(Figure data in JSON)
>> Begin

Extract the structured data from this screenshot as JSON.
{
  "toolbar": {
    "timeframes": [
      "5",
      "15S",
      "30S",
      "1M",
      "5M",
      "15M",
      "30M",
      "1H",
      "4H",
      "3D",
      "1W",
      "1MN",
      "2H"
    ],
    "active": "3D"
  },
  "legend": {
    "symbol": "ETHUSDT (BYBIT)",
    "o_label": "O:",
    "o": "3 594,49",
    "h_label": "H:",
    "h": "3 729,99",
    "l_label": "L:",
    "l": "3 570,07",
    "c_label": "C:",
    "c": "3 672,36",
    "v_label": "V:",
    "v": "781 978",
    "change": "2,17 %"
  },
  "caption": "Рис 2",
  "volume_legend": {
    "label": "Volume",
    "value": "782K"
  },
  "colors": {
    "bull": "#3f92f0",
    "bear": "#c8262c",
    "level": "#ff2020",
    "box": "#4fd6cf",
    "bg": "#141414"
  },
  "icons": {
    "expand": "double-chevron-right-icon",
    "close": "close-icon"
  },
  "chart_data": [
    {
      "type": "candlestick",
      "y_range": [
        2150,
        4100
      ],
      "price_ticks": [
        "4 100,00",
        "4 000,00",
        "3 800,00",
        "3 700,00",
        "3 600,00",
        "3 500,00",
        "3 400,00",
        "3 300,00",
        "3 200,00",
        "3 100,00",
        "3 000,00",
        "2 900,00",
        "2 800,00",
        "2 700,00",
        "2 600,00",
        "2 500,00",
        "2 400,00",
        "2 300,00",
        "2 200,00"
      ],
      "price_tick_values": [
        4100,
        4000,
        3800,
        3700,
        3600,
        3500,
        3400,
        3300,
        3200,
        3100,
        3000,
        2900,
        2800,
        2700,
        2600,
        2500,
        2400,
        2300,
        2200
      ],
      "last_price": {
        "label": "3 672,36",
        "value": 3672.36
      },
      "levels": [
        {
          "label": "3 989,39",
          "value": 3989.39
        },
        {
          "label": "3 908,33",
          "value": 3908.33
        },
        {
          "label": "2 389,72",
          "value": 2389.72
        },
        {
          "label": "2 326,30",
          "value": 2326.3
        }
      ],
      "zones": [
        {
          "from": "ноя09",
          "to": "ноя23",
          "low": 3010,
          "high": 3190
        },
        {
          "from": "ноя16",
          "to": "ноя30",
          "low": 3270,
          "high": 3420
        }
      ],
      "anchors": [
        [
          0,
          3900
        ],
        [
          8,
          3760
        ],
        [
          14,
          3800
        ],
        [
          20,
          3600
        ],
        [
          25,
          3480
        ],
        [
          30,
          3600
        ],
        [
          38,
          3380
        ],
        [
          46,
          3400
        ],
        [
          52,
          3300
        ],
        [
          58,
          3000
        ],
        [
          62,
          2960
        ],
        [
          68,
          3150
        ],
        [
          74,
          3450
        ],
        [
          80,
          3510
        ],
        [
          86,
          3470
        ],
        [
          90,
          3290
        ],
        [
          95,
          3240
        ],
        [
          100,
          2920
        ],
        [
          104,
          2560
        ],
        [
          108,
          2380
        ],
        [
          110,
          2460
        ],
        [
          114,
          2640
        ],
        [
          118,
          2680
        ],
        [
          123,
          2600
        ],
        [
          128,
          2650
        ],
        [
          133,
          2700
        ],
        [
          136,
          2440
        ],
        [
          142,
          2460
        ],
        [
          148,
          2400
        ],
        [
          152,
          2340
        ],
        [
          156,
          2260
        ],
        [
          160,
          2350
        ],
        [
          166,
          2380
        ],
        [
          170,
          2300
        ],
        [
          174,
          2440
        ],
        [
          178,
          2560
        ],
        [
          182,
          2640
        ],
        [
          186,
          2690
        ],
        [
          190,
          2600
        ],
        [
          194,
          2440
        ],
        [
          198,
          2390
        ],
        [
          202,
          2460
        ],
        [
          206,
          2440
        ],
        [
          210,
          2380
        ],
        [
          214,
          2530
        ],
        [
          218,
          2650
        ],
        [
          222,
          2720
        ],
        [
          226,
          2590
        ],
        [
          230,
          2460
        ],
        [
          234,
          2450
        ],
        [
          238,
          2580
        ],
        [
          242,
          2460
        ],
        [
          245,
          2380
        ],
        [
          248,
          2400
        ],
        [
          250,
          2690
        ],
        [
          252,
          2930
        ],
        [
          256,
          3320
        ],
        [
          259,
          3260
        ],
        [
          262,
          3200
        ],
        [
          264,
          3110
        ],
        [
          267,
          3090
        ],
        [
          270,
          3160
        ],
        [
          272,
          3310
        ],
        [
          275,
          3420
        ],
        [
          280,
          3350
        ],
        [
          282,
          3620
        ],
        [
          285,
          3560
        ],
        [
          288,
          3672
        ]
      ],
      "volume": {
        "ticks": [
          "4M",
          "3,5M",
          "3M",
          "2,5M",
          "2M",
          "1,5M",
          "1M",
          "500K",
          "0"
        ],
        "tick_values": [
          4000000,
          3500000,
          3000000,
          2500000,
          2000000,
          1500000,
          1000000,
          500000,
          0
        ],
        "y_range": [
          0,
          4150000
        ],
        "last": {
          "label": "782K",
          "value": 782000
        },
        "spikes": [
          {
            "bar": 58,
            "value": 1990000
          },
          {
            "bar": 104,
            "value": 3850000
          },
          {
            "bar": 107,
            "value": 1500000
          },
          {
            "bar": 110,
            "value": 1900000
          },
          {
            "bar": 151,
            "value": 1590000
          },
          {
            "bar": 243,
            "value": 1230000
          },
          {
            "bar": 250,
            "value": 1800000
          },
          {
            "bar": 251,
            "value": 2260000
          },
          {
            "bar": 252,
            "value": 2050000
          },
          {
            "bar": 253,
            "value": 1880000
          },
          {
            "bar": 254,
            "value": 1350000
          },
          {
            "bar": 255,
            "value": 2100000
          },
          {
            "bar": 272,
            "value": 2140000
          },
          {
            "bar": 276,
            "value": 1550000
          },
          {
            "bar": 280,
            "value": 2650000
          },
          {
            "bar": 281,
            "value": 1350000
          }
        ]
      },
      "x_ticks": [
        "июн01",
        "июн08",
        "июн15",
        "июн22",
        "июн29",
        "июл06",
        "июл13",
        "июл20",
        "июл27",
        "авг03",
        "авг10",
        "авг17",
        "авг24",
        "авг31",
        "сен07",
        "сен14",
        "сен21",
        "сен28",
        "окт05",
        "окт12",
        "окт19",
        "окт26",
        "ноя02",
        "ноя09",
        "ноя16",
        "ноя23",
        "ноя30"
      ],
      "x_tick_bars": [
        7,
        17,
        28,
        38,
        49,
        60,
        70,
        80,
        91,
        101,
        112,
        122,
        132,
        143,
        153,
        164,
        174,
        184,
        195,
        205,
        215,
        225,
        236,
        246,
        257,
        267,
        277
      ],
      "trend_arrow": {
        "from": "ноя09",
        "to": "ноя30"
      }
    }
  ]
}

>> End

» **Work to be completed**
Each record above should be output again exactly.

» **Full response**
Extract the structured data from this screenshot as JSON.
{
  "toolbar": {
    "timeframes": [
      "5",
      "15S",
      "30S",
      "1M",
      "5M",
      "15M",
      "30M",
      "1H",
      "4H",
      "3D",
      "1W",
      "1MN",
      "2H"
    ],
    "active": "3D"
  },
  "legend": {
    "symbol": "ETHUSDT (BYBIT)",
    "o_label": "O:",
    "o": "3 594,49",
    "h_label": "H:",
    "h": "3 729,99",
    "l_label": "L:",
    "l": "3 570,07",
    "c_label": "C:",
    "c": "3 672,36",
    "v_label": "V:",
    "v": "781 978",
    "change": "2,17 %"
  },
  "caption": "Рис 2",
  "volume_legend": {
    "label": "Volume",
    "value": "782K"
  },
  "colors": {
    "bull": "#3f92f0",
    "bear": "#c8262c",
    "level": "#ff2020",
    "box": "#4fd6cf",
    "bg": "#141414"
  },
  "icons": {
    "expand": "double-chevron-right-icon",
    "close": "close-icon"
  },
  "chart_data": [
    {
      "type": "candlestick",
      "y_range": [
        2150,
        4100
      ],
      "price_ticks": [
        "4 100,00",
        "4 000,00",
        "3 800,00",
        "3 700,00",
        "3 600,00",
        "3 500,00",
        "3 400,00",
        "3 300,00",
        "3 200,00",
        "3 100,00",
        "3 000,00",
        "2 900,00",
        "2 800,00",
        "2 700,00",
        "2 600,00",
        "2 500,00",
        "2 400,00",
        "2 300,00",
        "2 200,00"
      ],
      "price_tick_values": [
        4100,
        4000,
        3800,
        3700,
        3600,
        3500,
        3400,
        3300,
        3200,
        3100,
        3000,
        2900,
        2800,
        2700,
        2600,
        2500,
        2400,
        2300,
        2200
      ],
      "last_price": {
        "label": "3 672,36",
        "value": 3672.36
      },
      "levels": [
        {
          "label": "3 989,39",
          "value": 3989.39
        },
        {
          "label": "3 908,33",
          "value": 3908.33
        },
        {
          "label": "2 389,72",
          "value": 2389.72
        },
        {
          "label": "2 326,30",
          "value": 2326.3
        }
      ],
      "zones": [
        {
          "from": "ноя09",
          "to": "ноя23",
          "low": 3010,
          "high": 3190
        },
        {
          "from": "ноя16",
          "to": "ноя30",
          "low": 3270,
          "high": 3420
        }
      ],
      "anchors": [
        [
          0,
          3900
        ],
        [
          8,
          3760
        ],
        [
          14,
          3800
        ],
        [
          20,
          3600
        ],
        [
          25,
          3480
        ],
        [
          30,
          3600
        ],
        [
          38,
          3380
        ],
        [
          46,
          3400
        ],
        [
          52,
          3300
        ],
        [
          58,
          3000
        ],
        [
          62,
          2960
        ],
        [
          68,
          3150
        ],
        [
          74,
          3450
        ],
        [
          80,
          3510
        ],
        [
          86,
          3470
        ],
        [
          90,
          3290
        ],
        [
          95,
          3240
        ],
        [
          100,
          2920
        ],
        [
          104,
          2560
        ],
        [
          108,
          2380
        ],
        [
          110,
          2460
        ],
        [
          114,
          2640
        ],
        [
          118,
          2680
        ],
        [
          123,
          2600
        ],
        [
          128,
          2650
        ],
        [
          133,
          2700
        ],
        [
          136,
          2440
        ],
        [
          142,
          2460
        ],
        [
          148,
          2400
        ],
        [
          152,
          2340
        ],
        [
          156,
          2260
        ],
        [
          160,
          2350
        ],
        [
          166,
          2380
        ],
        [
          170,
          2300
        ],
        [
          174,
          2440
        ],
        [
          178,
          2560
        ],
        [
          182,
          2640
        ],
        [
          186,
          2690
        ],
        [
          190,
          2600
        ],
        [
          194,
          2440
        ],
        [
          198,
          2390
        ],
        [
          202,
          2460
        ],
        [
          206,
          2440
        ],
        [
          210,
          2380
        ],
        [
          214,
          2530
        ],
        [
          218,
          2650
        ],
        [
          222,
          2720
        ],
        [
          226,
          2590
        ],
        [
          230,
          2460
        ],
        [
          234,
          2450
        ],
        [
          238,
          2580
        ],
        [
          242,
          2460
        ],
        [
          245,
          2380
        ],
        [
          248,
          2400
        ],
        [
          250,
          2690
        ],
        [
          252,
          2930
        ],
        [
          256,
          3320
        ],
        [
          259,
          3260
        ],
        [
          262,
          3200
        ],
        [
          264,
          3110
        ],
        [
          267,
          3090
        ],
        [
          270,
          3160
        ],
        [
          272,
          3310
        ],
        [
          275,
          3420
        ],
        [
          280,
          3350
        ],
        [
          282,
          3620
        ],
        [
          285,
          3560
        ],
        [
          288,
          3672
        ]
      ],
      "volume": {
        "ticks": [
          "4M",
          "3,5M",
          "3M",
          "2,5M",
          "2M",
          "1,5M",
          "1M",
          "500K",
          "0"
        ],
        "tick_values": [
          4000000,
          3500000,
          3000000,
          2500000,
          2000000,
          1500000,
          1000000,
          500000,
          0
        ],
        "y_range": [
          0,
          4150000
        ],
        "last": {
          "label": "782K",
          "value": 782000
        },
        "spikes": [
          {
            "bar": 58,
            "value": 1990000
          },
          {
            "bar": 104,
            "value": 3850000
          },
          {
            "bar": 107,
            "value": 1500000
          },
          {
            "bar": 110,
            "value": 1900000
          },
          {
            "bar": 151,
            "value": 1590000
          },
          {
            "bar": 243,
            "value": 1230000
          },
          {
            "bar": 250,
            "value": 1800000
          },
          {
            "bar": 251,
            "value": 2260000
          },
          {
            "bar": 252,
            "value": 2050000
          },
          {
            "bar": 253,
            "value": 1880000
          },
          {
            "bar": 254,
            "value": 1350000
          },
          {
            "bar": 255,
            "value": 2100000
          },
          {
            "bar": 272,
            "value": 2140000
          },
          {
            "bar": 276,
            "value": 1550000
          },
          {
            "bar": 280,
            "value": 2650000
          },
          {
            "bar": 281,
            "value": 1350000
          }
        ]
      },
      "x_ticks": [
        "июн01",
        "июн08",
        "июн15",
        "июн22",
        "июн29",
        "июл06",
        "июл13",
        "июл20",
        "июл27",
        "авг03",
        "авг10",
        "авг17",
        "авг24",
        "авг31",
        "сен07",
        "сен14",
        "сен21",
        "сен28",
        "окт05",
        "окт12",
        "окт19",
        "окт26",
        "ноя02",
        "ноя09",
        "ноя16",
        "ноя23",
        "ноя30"
      ],
      "x_tick_bars": [
        7,
        17,
        28,
        38,
        49,
        60,
        70,
        80,
        91,
        101,
        112,
        122,
        132,
        143,
        153,
        164,
        174,
        184,
        195,
        205,
        215,
        225,
        236,
        246,
        257,
        267,
        277
      ],
      "trend_arrow": {
        "from": "ноя09",
        "to": "ноя30"
      }
    }
  ]
}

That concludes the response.